> [WHAT TO WORK ON] Collect each line of the records containing the string "Income".

> [DATASET]
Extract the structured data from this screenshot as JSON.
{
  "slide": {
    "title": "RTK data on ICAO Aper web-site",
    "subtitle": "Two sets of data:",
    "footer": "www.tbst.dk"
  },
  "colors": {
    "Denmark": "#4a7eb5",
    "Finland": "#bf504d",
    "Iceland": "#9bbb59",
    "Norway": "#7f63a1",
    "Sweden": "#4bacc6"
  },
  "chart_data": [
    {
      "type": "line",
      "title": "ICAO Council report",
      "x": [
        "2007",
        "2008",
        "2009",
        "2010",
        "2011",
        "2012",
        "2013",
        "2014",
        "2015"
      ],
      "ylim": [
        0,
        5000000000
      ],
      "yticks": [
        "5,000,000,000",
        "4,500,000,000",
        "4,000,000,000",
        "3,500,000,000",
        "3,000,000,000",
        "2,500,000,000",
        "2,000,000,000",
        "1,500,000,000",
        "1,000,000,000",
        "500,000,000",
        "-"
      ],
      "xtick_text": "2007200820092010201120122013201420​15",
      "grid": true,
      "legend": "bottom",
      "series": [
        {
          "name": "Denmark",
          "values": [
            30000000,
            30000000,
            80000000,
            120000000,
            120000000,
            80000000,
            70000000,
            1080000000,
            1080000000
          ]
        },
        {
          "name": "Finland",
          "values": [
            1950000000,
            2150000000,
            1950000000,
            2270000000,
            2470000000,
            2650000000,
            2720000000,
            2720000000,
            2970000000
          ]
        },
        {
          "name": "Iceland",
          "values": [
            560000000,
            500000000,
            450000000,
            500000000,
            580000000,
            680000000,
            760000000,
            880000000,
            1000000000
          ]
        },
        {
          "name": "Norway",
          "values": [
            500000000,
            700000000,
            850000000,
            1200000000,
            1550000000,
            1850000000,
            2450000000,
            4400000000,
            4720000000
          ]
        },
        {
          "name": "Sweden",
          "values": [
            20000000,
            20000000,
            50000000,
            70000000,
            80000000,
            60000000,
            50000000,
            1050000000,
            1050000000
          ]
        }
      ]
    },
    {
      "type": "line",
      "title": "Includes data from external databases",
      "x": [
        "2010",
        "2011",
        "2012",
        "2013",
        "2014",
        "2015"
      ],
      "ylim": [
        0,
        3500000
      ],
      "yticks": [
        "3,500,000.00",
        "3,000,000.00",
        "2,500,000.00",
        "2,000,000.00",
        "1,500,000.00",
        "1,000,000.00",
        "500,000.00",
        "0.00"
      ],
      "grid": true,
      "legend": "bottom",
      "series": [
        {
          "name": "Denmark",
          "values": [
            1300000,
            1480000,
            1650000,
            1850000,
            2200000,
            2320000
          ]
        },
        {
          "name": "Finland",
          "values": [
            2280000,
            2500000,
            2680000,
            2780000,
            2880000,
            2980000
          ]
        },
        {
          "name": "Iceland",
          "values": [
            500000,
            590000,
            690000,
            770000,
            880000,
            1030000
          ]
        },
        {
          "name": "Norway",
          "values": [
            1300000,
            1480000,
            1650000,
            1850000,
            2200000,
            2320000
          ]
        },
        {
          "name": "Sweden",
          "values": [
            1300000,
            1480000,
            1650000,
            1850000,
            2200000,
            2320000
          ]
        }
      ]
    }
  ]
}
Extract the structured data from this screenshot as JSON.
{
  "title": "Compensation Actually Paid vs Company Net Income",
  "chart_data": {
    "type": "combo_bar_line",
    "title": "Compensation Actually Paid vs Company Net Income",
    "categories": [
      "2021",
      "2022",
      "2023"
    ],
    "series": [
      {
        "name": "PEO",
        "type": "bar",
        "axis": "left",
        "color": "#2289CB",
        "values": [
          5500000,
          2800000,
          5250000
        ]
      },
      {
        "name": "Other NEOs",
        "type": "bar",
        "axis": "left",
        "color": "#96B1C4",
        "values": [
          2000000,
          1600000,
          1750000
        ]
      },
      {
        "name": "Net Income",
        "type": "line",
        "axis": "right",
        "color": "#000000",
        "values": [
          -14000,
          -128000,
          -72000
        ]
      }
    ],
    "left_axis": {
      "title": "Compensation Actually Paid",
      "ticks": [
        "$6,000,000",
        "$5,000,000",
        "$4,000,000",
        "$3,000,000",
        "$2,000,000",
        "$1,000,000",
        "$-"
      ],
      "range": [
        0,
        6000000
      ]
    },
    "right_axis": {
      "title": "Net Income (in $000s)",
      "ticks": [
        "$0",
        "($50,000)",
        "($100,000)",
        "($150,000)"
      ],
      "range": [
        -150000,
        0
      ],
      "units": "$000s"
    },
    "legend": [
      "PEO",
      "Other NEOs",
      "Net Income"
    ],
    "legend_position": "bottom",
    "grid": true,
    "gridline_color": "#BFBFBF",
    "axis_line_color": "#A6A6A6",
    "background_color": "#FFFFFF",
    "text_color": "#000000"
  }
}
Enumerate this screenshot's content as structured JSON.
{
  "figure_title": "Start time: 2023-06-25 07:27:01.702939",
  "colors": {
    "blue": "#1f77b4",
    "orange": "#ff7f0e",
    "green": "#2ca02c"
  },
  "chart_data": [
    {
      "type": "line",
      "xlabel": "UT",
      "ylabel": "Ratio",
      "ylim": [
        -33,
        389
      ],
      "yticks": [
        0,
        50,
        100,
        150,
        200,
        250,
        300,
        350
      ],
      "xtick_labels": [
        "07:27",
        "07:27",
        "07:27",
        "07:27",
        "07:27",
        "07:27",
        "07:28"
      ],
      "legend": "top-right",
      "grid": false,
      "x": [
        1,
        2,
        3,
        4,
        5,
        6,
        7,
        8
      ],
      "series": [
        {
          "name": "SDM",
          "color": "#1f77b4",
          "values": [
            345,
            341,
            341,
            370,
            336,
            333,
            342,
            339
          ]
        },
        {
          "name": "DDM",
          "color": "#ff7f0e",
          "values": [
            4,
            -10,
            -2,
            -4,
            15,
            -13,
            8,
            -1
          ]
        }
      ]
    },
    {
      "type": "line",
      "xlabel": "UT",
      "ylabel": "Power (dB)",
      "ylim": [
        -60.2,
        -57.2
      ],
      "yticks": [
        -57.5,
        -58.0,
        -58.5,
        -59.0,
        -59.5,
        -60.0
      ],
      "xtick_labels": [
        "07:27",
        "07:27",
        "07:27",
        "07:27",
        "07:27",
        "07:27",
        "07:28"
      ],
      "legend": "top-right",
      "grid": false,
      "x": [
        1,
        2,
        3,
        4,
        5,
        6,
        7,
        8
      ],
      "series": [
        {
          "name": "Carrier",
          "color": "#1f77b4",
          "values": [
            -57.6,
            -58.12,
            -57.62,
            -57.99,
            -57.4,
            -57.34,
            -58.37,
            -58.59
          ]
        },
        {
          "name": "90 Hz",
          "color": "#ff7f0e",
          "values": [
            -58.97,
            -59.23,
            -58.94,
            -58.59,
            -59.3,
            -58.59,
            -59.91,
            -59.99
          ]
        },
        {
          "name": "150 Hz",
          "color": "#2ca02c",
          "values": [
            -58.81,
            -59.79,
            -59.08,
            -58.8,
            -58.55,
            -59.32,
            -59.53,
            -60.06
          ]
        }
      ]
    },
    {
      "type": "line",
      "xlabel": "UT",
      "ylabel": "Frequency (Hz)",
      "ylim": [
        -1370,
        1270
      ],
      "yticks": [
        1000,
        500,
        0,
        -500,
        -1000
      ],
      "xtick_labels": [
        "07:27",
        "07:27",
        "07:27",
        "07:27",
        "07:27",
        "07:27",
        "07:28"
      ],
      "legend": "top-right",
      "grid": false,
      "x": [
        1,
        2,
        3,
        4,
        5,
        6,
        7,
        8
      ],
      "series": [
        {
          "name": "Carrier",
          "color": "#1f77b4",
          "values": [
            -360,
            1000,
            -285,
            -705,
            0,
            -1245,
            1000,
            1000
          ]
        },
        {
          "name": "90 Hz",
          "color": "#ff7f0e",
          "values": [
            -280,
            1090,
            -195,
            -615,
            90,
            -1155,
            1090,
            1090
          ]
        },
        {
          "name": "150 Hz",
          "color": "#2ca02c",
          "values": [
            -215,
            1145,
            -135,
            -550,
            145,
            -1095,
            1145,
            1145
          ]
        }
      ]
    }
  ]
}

> [RESULT OF THIS TASK]
  "title": "Compensation Actually Paid vs Company Net Income",
    "title": "Compensation Actually Paid vs Company Net Income",
        "name": "Net Income",
      "title": "Net Income (in $000s)",
      "Net Income"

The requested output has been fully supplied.